Problem statement: Pick out each line containing the string "JSON".

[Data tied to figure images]
════════════════
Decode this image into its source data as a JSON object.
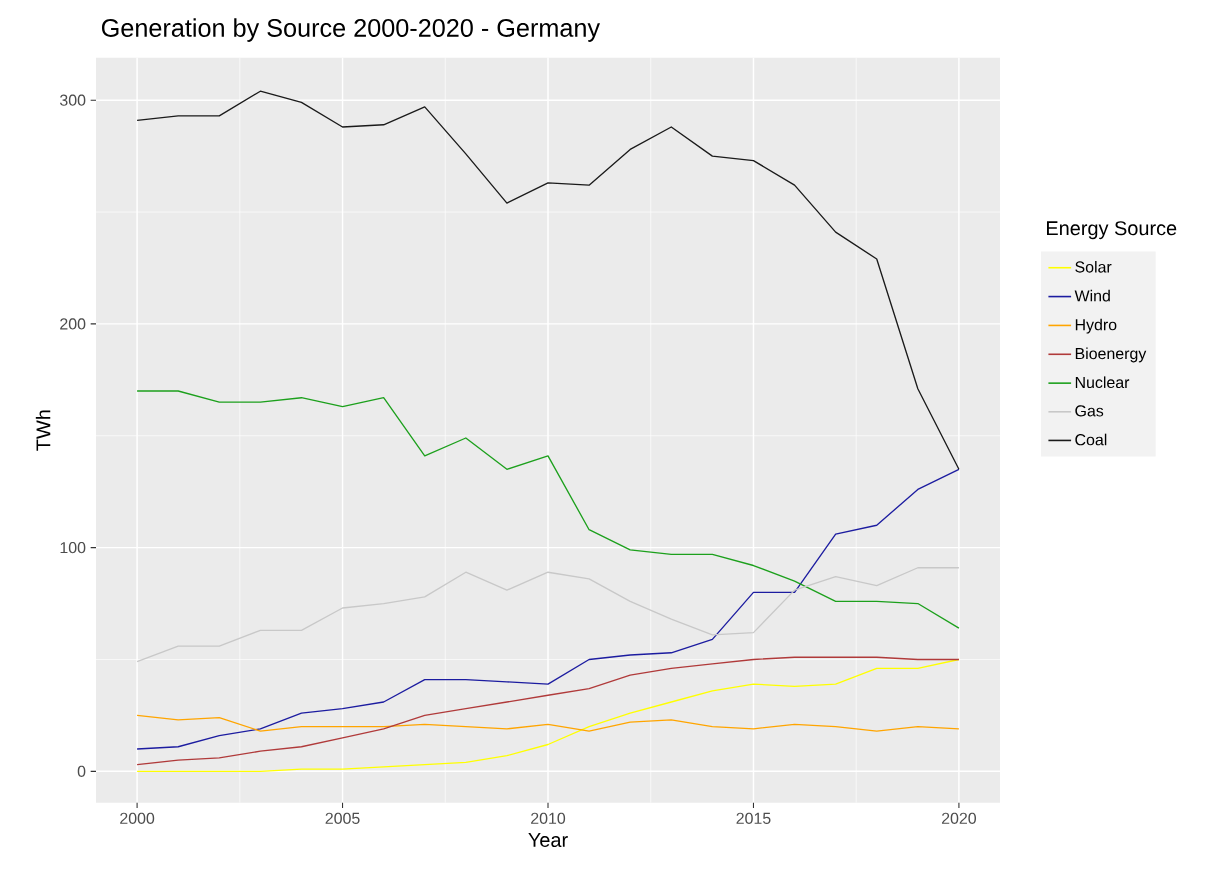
{
  "chart_data": {
    "type": "line",
    "title": "Generation by Source 2000-2020 - Germany",
    "xlabel": "Year",
    "ylabel": "TWh",
    "legend_title": "Energy Source",
    "x": [
      2000,
      2001,
      2002,
      2003,
      2004,
      2005,
      2006,
      2007,
      2008,
      2009,
      2010,
      2011,
      2012,
      2013,
      2014,
      2015,
      2016,
      2017,
      2018,
      2019,
      2020
    ],
    "series": [
      {
        "name": "Solar",
        "color": "#ffff00",
        "values": [
          0,
          0,
          0,
          0,
          1,
          1,
          2,
          3,
          4,
          7,
          12,
          20,
          26,
          31,
          36,
          39,
          38,
          39,
          46,
          46,
          50
        ]
      },
      {
        "name": "Wind",
        "color": "#1c1ca0",
        "values": [
          10,
          11,
          16,
          19,
          26,
          28,
          31,
          41,
          41,
          40,
          39,
          50,
          52,
          53,
          59,
          80,
          80,
          106,
          110,
          126,
          135
        ]
      },
      {
        "name": "Hydro",
        "color": "#ffa500",
        "values": [
          25,
          23,
          24,
          18,
          20,
          20,
          20,
          21,
          20,
          19,
          21,
          18,
          22,
          23,
          20,
          19,
          21,
          20,
          18,
          20,
          19
        ]
      },
      {
        "name": "Bioenergy",
        "color": "#b03a3a",
        "values": [
          3,
          5,
          6,
          9,
          11,
          15,
          19,
          25,
          28,
          31,
          34,
          37,
          43,
          46,
          48,
          50,
          51,
          51,
          51,
          50,
          50
        ]
      },
      {
        "name": "Nuclear",
        "color": "#1ca01c",
        "values": [
          170,
          170,
          165,
          165,
          167,
          163,
          167,
          141,
          149,
          135,
          141,
          108,
          99,
          97,
          97,
          92,
          85,
          76,
          76,
          75,
          64
        ]
      },
      {
        "name": "Gas",
        "color": "#c8c8c8",
        "values": [
          49,
          56,
          56,
          63,
          63,
          73,
          75,
          78,
          89,
          81,
          89,
          86,
          76,
          68,
          61,
          62,
          81,
          87,
          83,
          91,
          91
        ]
      },
      {
        "name": "Coal",
        "color": "#1a1a1a",
        "values": [
          291,
          293,
          293,
          304,
          299,
          288,
          289,
          297,
          276,
          254,
          263,
          262,
          278,
          288,
          275,
          273,
          262,
          241,
          229,
          171,
          135
        ]
      }
    ],
    "xlim": [
      1999,
      2021
    ],
    "ylim": [
      -14,
      319
    ],
    "xticks": [
      2000,
      2005,
      2010,
      2015,
      2020
    ],
    "yticks": [
      0,
      100,
      200,
      300
    ],
    "grid": true,
    "legend": "right",
    "marker": "none",
    "line_style": "solid"
  }
}
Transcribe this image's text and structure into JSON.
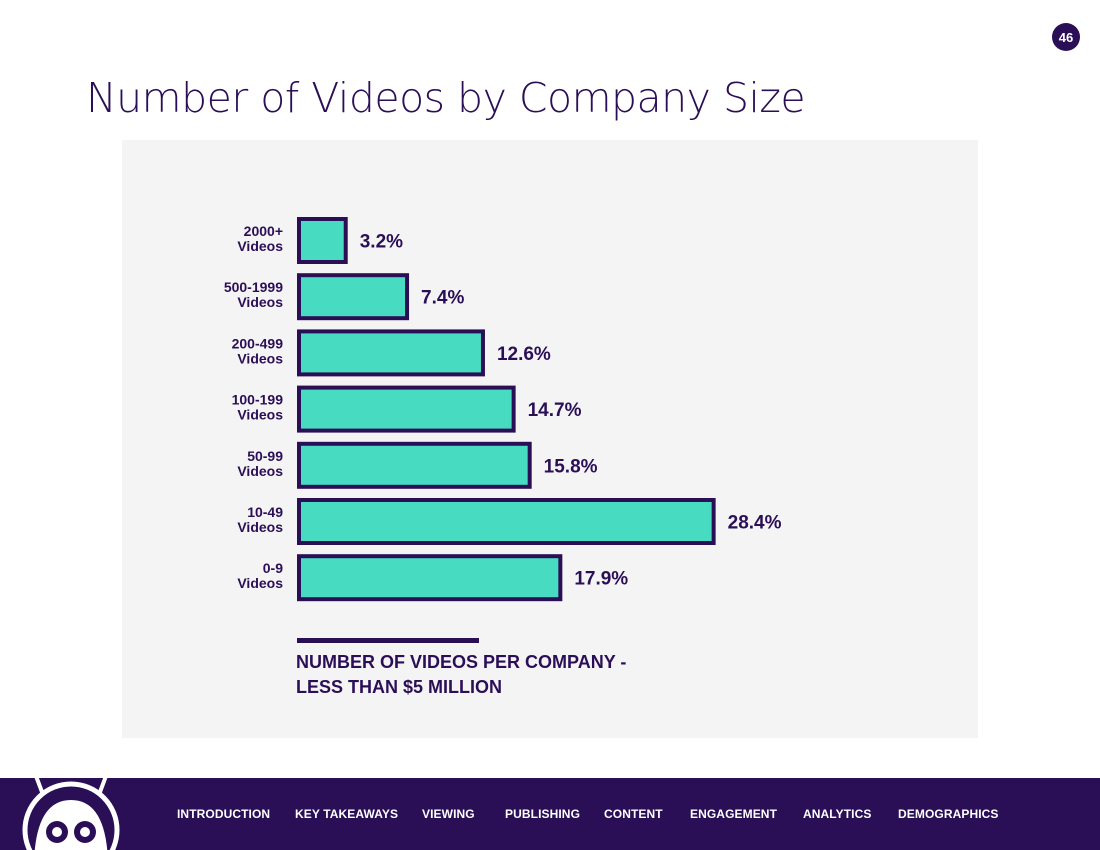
════════════════
Output of the task:
Decode this image into its source data as a JSON object.
Transcribe this image's text and structure into JSON.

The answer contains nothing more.